[Exercise aim]: In the listing below, find every line containing "mohonthisao" and copy it out.

[Input for this task]:
- - - - -

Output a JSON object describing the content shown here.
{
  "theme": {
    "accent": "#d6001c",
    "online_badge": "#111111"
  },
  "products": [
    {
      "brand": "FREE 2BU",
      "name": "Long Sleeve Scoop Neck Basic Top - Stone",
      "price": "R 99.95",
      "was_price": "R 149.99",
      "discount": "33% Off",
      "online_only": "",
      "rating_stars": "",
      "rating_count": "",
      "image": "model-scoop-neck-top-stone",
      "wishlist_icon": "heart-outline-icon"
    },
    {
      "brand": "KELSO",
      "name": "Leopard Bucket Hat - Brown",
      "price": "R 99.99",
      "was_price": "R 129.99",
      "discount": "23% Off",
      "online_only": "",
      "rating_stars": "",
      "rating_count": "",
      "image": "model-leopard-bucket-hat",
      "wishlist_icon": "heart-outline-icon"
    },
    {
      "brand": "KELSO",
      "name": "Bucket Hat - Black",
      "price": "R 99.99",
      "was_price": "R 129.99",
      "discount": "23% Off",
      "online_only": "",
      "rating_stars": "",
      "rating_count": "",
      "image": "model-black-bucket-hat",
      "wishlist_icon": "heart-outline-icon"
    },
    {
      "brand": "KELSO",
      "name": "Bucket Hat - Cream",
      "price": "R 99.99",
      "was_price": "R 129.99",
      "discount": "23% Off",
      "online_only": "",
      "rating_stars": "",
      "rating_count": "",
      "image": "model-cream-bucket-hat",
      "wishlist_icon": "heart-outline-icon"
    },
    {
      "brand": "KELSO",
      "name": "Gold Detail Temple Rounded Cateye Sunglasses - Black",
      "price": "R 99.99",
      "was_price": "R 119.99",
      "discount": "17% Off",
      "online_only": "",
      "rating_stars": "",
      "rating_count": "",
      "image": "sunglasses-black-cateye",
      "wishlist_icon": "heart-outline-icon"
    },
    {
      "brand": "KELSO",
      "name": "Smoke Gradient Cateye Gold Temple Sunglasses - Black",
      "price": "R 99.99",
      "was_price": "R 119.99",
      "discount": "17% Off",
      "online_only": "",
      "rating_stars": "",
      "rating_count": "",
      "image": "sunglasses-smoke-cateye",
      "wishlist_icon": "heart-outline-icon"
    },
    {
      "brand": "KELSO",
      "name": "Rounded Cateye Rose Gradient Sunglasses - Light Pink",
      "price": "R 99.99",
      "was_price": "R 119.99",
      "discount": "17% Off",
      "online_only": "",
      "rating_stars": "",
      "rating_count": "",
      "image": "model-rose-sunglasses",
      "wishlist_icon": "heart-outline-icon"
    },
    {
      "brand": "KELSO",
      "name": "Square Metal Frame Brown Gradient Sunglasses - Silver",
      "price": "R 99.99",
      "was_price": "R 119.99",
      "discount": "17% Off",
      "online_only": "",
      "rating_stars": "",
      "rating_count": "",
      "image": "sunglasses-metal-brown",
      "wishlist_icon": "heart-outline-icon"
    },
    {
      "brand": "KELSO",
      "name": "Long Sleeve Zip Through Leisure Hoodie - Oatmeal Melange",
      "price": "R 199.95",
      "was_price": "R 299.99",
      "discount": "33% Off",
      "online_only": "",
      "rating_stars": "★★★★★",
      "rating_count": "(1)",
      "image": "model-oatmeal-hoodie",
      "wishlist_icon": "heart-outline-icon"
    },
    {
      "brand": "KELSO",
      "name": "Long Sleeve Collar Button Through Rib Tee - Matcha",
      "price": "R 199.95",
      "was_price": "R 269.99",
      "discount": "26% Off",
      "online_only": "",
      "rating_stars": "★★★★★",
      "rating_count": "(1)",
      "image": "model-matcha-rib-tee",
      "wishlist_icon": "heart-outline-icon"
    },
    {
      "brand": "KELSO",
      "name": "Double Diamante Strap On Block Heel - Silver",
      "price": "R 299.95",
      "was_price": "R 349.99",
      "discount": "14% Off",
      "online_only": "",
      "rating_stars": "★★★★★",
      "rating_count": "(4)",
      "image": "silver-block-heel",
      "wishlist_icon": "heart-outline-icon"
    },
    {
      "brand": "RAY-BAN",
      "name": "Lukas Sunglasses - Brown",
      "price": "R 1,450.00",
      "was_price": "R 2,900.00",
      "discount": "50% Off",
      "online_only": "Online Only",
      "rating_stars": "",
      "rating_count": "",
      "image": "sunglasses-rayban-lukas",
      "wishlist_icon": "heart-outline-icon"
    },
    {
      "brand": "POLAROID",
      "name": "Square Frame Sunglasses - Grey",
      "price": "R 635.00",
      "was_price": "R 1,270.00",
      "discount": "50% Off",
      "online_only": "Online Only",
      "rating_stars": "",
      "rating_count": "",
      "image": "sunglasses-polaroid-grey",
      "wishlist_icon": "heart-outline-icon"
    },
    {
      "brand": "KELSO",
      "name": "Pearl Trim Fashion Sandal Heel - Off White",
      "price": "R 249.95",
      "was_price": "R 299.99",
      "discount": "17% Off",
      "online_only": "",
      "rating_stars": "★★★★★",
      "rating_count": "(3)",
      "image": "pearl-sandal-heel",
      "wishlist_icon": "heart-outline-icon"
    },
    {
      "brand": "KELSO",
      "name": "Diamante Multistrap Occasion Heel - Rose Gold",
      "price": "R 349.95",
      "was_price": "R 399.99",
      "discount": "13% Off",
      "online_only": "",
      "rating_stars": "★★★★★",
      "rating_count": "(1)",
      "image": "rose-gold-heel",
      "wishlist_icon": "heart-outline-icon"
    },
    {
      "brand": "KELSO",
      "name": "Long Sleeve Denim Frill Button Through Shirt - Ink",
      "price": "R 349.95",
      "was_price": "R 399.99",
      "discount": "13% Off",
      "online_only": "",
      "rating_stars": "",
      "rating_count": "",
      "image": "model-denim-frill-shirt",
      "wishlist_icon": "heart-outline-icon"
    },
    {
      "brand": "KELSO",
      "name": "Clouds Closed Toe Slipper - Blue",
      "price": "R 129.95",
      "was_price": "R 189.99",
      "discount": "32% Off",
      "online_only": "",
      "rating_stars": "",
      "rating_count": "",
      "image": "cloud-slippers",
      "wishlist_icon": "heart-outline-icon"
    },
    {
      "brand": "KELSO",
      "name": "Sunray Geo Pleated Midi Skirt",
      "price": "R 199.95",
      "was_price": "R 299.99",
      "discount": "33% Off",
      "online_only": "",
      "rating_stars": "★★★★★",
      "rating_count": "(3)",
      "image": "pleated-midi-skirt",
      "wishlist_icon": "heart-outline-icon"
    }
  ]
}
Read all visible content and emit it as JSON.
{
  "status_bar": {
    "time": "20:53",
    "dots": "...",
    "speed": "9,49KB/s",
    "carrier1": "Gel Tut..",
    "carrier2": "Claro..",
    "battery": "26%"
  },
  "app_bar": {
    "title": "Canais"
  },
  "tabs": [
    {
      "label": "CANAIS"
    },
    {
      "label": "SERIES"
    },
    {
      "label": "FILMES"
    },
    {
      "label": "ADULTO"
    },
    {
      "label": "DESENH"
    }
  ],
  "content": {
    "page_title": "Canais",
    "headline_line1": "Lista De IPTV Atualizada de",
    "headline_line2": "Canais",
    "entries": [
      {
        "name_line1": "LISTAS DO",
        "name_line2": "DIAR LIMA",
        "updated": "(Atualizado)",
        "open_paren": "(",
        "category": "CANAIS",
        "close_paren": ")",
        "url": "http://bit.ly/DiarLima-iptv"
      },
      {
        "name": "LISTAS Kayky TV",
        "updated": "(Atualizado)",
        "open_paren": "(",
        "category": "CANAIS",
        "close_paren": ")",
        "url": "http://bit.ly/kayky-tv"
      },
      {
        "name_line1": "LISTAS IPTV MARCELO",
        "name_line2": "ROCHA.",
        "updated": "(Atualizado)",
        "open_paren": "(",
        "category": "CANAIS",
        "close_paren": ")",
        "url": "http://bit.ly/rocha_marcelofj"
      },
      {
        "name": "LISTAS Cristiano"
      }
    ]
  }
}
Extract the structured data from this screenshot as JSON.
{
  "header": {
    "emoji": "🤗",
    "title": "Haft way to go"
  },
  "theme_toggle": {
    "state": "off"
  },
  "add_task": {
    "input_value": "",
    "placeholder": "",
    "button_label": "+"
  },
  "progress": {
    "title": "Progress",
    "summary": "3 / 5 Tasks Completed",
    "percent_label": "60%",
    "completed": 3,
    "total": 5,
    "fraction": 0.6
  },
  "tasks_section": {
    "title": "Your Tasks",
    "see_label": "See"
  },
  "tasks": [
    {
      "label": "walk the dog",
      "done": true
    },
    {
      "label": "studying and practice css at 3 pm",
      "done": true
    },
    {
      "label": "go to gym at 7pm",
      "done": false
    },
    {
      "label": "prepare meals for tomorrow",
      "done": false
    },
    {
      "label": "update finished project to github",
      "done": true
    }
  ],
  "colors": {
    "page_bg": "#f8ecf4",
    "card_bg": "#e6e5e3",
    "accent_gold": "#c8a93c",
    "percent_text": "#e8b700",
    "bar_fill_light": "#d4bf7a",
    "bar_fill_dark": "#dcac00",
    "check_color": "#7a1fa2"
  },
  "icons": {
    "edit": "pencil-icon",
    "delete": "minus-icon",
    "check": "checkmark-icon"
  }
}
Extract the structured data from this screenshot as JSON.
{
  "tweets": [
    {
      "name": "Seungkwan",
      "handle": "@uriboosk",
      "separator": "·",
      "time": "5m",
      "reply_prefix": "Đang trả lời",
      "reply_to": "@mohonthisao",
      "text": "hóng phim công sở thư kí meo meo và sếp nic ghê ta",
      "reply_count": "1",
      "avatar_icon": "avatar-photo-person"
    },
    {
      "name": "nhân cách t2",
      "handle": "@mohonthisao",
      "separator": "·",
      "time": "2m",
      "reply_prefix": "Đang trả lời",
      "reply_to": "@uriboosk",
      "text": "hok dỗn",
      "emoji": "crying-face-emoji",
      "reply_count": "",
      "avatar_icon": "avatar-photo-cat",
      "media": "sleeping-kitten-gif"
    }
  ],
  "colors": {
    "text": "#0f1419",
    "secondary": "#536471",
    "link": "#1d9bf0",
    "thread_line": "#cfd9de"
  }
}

- - - - -

[Complete output]:
      "reply_to": "@mohonthisao",
      "handle": "@mohonthisao",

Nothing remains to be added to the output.